**STATED PROBLEM:** Select from the data all lines with the word "Profiles".

— BEGIN —

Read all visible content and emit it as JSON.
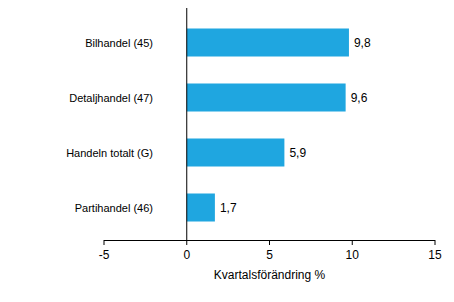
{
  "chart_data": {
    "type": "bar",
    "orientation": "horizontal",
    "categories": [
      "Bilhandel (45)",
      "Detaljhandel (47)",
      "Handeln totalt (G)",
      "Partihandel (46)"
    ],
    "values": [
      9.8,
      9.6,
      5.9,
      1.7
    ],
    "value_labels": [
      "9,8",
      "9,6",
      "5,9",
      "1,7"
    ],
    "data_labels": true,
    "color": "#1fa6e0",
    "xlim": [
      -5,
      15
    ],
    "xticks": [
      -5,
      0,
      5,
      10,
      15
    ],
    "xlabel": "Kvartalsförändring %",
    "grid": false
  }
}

— END —
— BEGIN —

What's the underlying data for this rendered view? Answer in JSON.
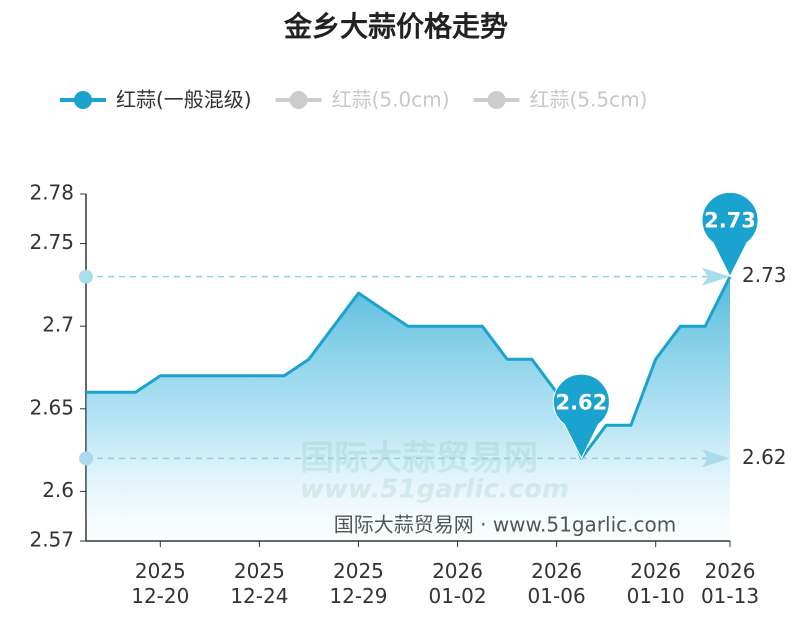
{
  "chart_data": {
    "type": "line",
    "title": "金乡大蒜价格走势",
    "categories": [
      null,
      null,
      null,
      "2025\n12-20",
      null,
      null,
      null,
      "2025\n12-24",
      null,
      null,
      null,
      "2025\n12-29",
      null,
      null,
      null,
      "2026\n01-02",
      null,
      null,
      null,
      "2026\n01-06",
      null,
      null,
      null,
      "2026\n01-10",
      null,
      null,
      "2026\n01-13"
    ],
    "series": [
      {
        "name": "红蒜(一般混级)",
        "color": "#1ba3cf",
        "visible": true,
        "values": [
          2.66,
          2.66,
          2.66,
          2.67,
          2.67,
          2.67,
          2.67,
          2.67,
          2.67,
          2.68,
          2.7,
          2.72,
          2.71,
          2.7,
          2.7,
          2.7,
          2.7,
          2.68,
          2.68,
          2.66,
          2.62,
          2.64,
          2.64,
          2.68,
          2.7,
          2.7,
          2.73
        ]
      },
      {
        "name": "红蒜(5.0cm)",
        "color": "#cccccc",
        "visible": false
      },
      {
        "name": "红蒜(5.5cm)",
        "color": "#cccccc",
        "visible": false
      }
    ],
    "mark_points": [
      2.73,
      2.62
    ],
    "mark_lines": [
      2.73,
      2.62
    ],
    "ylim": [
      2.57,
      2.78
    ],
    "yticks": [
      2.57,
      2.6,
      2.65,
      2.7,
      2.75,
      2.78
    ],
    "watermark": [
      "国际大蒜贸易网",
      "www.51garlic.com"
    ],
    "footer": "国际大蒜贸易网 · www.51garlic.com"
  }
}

— END —
— BEGIN —

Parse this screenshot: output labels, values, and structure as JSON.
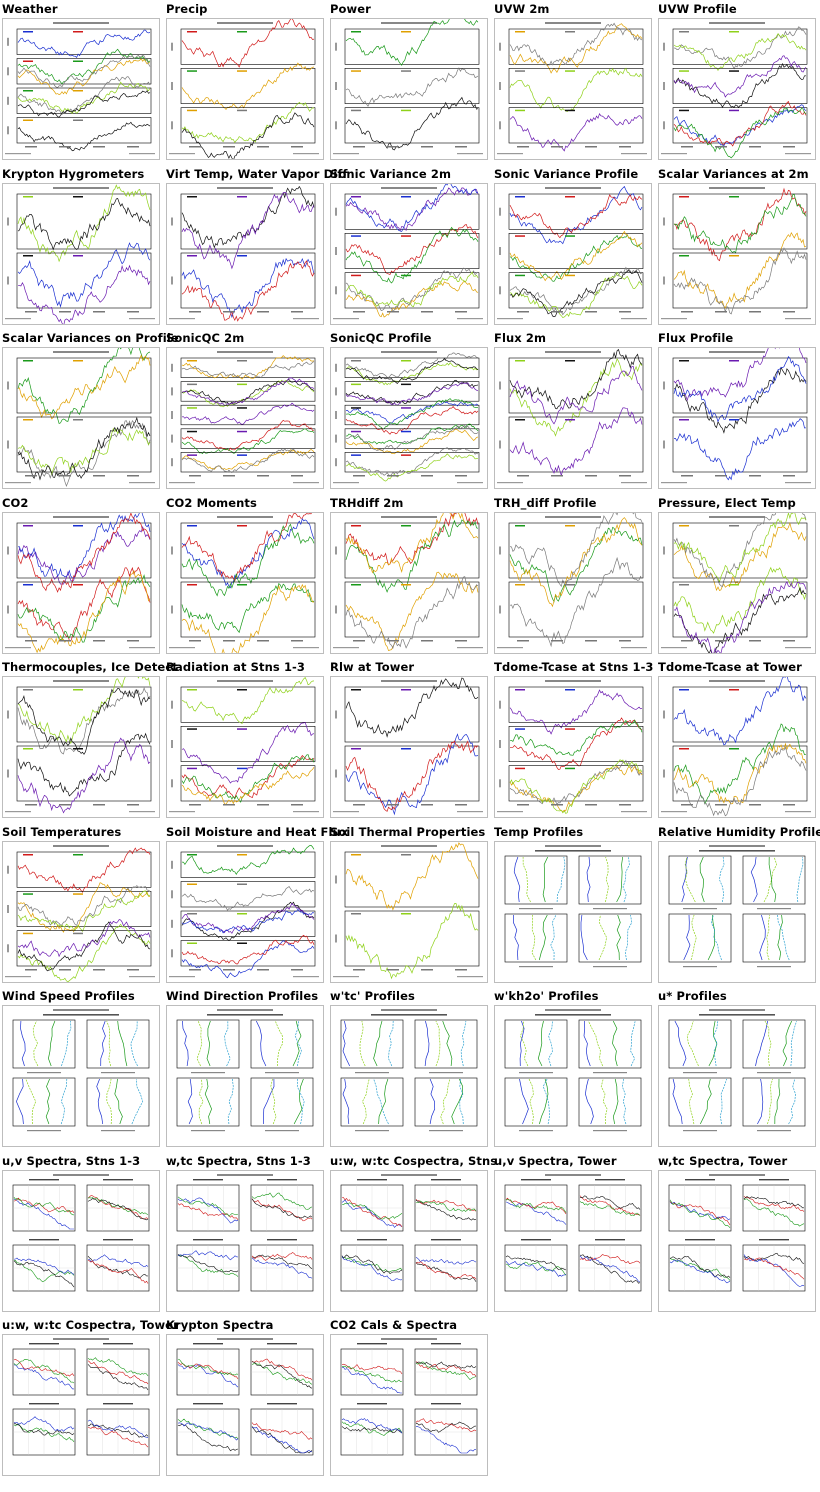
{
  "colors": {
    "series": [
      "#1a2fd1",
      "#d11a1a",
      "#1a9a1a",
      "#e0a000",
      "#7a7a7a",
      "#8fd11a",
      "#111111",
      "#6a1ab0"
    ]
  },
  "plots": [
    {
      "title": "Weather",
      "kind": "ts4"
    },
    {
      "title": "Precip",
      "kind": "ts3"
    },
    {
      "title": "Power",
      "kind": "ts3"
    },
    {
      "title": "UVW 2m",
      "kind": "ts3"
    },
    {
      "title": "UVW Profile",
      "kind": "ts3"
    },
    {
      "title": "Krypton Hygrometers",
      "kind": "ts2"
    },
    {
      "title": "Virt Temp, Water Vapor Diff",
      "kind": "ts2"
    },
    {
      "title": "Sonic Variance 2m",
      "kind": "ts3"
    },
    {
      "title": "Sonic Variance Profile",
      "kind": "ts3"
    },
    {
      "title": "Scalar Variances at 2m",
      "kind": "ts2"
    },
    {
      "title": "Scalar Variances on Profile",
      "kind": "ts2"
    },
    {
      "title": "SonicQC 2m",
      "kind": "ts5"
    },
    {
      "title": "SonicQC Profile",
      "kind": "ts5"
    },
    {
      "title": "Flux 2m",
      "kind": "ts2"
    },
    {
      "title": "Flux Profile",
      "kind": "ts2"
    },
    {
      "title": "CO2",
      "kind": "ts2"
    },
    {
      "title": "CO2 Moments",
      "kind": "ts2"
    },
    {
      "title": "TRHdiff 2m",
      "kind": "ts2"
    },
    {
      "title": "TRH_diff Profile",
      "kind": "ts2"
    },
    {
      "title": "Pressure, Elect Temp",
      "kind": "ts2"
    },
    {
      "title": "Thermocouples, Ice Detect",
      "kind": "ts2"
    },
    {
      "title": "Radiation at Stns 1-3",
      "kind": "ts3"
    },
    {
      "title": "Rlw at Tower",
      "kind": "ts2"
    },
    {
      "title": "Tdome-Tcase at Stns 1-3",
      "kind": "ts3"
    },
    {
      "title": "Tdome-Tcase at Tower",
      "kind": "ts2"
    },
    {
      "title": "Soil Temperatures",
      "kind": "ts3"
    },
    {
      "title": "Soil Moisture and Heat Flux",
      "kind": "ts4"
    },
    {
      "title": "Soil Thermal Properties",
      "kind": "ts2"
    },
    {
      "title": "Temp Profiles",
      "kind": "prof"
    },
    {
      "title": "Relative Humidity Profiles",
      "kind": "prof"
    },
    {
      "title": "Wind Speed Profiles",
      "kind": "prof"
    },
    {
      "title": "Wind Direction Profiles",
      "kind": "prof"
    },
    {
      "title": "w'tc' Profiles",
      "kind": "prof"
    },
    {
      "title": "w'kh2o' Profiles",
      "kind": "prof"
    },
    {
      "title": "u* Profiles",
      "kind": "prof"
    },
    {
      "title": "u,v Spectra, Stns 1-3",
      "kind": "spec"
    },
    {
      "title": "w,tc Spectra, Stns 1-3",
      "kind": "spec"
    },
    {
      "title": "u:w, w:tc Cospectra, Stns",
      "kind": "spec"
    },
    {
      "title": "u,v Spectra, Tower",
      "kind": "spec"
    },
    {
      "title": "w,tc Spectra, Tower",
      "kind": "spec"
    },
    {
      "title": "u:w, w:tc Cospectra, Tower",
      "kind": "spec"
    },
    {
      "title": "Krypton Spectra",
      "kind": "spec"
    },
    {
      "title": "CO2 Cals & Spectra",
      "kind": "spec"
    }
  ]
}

— END —

**EXERCISE SOLUTION:**
      "title": "Temp Profiles",
      "title": "Relative Humidity Profiles",
      "title": "Wind Speed Profiles",
      "title": "Wind Direction Profiles",
      "title": "w'tc' Profiles",
      "title": "w'kh2o' Profiles",
      "title": "u* Profiles",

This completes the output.